Extracted records >>
::::::::::
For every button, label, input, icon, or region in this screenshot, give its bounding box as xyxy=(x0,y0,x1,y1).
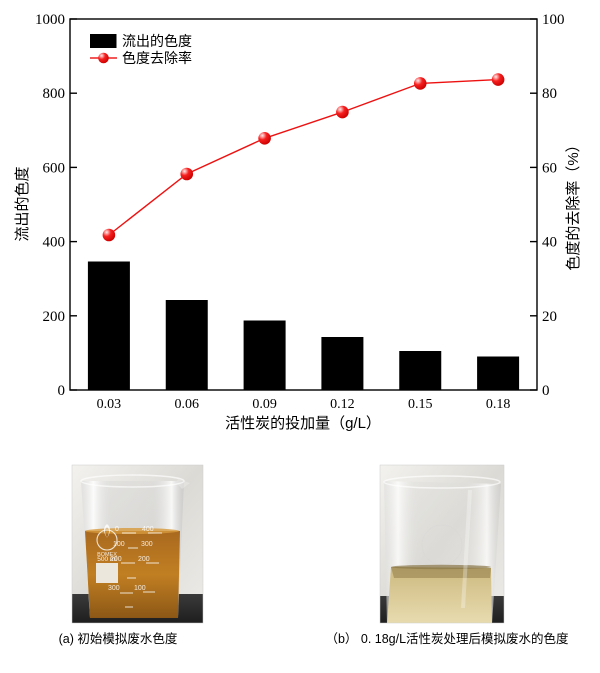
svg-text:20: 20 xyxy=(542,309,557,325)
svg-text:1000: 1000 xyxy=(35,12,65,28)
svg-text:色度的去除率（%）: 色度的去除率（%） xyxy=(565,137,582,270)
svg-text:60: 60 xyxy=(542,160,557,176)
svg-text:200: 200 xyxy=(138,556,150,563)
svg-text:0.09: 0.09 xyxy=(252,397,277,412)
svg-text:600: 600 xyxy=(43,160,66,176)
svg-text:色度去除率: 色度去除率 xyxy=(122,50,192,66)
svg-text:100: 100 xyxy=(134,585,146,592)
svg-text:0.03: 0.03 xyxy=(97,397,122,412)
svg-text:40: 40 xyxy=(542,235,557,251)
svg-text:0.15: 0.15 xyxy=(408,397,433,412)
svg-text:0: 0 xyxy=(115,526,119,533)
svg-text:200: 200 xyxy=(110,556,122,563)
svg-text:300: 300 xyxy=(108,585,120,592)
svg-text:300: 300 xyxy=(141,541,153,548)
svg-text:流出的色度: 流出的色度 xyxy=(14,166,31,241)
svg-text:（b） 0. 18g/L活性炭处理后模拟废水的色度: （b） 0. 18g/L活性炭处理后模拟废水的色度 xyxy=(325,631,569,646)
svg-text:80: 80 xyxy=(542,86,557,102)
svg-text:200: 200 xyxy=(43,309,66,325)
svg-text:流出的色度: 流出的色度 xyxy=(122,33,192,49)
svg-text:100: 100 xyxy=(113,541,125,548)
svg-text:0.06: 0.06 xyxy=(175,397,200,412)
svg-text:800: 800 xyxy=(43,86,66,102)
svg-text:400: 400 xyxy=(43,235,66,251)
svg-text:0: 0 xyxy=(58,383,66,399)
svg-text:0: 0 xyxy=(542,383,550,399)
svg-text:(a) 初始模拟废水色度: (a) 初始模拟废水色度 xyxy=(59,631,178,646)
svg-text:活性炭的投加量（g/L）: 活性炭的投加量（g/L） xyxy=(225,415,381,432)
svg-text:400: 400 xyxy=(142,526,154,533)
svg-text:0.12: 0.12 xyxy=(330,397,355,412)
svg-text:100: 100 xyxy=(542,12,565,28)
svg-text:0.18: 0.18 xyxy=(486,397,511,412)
::::::::::
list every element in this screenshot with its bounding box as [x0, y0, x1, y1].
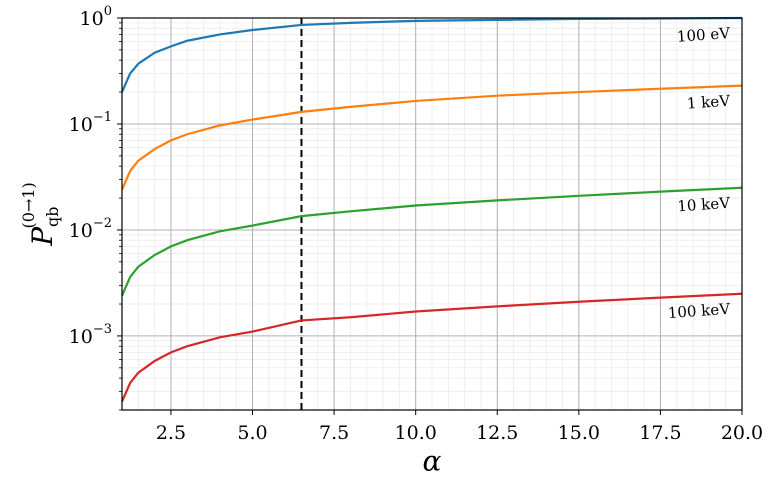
::::::::::
Exercise task >>
Copy everything from the line containing "For every button, label, input, icon, or" down to the line containing "svg-text:60: 60 xyxy=(542,160,557,176)", including both of those lines, and leave out the picture.

Solution to this exercise >>
For every button, label, input, icon, or region in this screenshot, give its bounding box as xyxy=(x0,y0,x1,y1).
svg-text:20: 20 xyxy=(542,309,557,325)
svg-text:1000: 1000 xyxy=(35,12,65,28)
svg-text:色度的去除率（%）: 色度的去除率（%） xyxy=(565,137,582,270)
svg-text:60: 60 xyxy=(542,160,557,176)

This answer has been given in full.